All lines below containing "sekunder" are to be listed.

**Items listed in a dataset**.
-=-=-=-=-

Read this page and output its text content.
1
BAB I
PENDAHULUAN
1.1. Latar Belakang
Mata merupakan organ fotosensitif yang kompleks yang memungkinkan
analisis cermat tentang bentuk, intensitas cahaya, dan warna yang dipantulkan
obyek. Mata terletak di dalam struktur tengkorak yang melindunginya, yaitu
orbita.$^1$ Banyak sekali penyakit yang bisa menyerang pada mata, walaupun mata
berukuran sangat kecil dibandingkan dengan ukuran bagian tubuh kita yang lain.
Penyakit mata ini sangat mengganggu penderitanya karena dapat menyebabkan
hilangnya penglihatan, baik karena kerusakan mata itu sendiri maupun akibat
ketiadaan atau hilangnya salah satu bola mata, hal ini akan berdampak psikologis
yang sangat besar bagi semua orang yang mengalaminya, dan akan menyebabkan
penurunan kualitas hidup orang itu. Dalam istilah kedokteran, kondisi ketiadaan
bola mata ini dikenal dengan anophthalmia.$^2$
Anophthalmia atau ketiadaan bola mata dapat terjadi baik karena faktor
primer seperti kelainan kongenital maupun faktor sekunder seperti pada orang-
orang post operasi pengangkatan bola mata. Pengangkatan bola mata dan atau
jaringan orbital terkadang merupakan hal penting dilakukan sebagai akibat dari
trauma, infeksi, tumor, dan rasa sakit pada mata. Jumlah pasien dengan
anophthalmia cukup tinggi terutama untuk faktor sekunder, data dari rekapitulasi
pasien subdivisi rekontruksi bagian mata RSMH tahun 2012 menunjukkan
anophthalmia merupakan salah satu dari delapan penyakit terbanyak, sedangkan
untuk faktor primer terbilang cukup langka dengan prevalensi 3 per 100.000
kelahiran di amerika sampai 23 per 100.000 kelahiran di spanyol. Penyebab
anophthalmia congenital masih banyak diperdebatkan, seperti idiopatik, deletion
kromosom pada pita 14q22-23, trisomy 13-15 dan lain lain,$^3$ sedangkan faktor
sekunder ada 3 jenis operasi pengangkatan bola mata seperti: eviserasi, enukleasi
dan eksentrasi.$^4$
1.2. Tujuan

-=-=-=-=-

**RESULT OF THIS EXERCISE**.
primer seperti kelainan kongenital maupun faktor sekunder seperti pada orang-
anophthalmia cukup tinggi terutama untuk faktor sekunder, data dari rekapitulasi
sekunder ada 3 jenis operasi pengangkatan bola mata seperti: eviserasi, enukleasi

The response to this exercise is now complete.